STATED TASK
Transcribe the records in full, keeping every character as it is.

═════ DATA SUPPLIED ═════

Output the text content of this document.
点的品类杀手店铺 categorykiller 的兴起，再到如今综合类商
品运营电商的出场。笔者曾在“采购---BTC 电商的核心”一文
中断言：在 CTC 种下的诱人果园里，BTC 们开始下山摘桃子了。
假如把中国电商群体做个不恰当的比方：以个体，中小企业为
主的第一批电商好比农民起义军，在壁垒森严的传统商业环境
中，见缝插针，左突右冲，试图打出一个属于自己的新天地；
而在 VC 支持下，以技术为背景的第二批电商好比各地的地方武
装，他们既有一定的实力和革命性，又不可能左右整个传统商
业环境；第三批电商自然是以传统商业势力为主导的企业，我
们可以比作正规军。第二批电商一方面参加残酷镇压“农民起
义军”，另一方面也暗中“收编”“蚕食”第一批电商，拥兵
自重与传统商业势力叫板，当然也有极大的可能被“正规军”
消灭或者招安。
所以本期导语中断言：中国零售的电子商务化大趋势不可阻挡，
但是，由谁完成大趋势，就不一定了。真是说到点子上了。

═════

WRITTEN REPLY
Output the text content of this document.
点的品类杀手店铺 categorykiller 的兴起，再到如今综合类商
品运营电商的出场。笔者曾在“采购---BTC 电商的核心”一文
中断言：在 CTC 种下的诱人果园里，BTC 们开始下山摘桃子了。
假如把中国电商群体做个不恰当的比方：以个体，中小企业为
主的第一批电商好比农民起义军，在壁垒森严的传统商业环境
中，见缝插针，左突右冲，试图打出一个属于自己的新天地；
而在 VC 支持下，以技术为背景的第二批电商好比各地的地方武
装，他们既有一定的实力和革命性，又不可能左右整个传统商
业环境；第三批电商自然是以传统商业势力为主导的企业，我
们可以比作正规军。第二批电商一方面参加残酷镇压“农民起
义军”，另一方面也暗中“收编”“蚕食”第一批电商，拥兵
自重与传统商业势力叫板，当然也有极大的可能被“正规军”
消灭或者招安。
所以本期导语中断言：中国零售的电子商务化大趋势不可阻挡，
但是，由谁完成大趋势，就不一定了。真是说到点子上了。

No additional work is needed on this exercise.